* _Directive_: Report the number of lines that include "your", with no additional text.
### Material for this exercise
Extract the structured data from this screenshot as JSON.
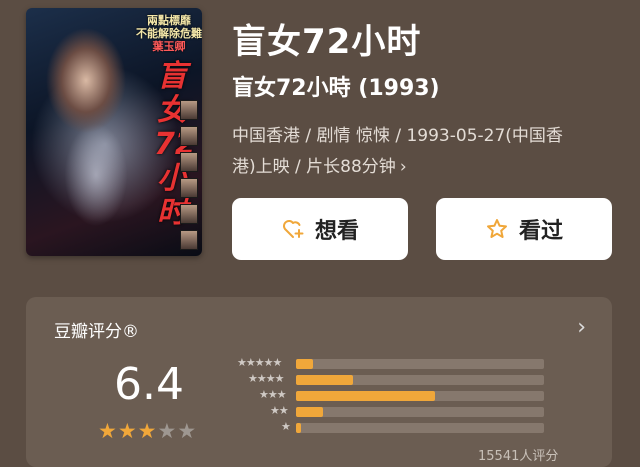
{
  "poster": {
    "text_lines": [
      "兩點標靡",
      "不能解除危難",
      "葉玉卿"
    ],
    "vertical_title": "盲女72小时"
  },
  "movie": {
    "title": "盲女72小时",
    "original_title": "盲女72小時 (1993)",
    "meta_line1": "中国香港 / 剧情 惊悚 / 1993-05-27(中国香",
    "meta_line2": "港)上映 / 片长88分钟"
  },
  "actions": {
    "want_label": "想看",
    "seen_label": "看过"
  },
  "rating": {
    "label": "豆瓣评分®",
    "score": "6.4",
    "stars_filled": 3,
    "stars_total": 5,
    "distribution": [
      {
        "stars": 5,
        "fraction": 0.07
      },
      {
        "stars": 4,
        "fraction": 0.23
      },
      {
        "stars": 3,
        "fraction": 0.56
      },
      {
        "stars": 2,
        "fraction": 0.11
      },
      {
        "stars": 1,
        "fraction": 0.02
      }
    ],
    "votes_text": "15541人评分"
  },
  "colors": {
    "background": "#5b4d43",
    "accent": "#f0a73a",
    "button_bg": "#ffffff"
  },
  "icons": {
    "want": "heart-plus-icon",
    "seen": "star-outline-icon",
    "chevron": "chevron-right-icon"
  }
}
######
### Material for this exercise
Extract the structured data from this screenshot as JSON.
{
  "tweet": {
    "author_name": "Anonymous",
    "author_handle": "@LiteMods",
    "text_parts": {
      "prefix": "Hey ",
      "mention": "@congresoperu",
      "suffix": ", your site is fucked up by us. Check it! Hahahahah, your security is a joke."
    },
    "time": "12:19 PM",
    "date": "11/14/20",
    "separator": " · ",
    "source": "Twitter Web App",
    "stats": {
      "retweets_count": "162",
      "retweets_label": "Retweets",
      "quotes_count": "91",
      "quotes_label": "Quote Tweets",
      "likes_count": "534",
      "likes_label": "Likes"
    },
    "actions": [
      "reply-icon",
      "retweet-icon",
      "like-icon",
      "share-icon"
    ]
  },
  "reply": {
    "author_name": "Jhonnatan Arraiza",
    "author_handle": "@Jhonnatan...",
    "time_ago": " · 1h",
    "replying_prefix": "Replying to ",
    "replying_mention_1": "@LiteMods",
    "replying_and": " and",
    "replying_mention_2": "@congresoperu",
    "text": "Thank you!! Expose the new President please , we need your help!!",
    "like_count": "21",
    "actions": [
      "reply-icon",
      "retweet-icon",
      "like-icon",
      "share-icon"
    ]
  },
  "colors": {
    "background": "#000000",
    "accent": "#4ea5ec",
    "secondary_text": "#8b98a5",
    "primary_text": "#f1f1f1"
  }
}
######
* _Exercise solution_: 2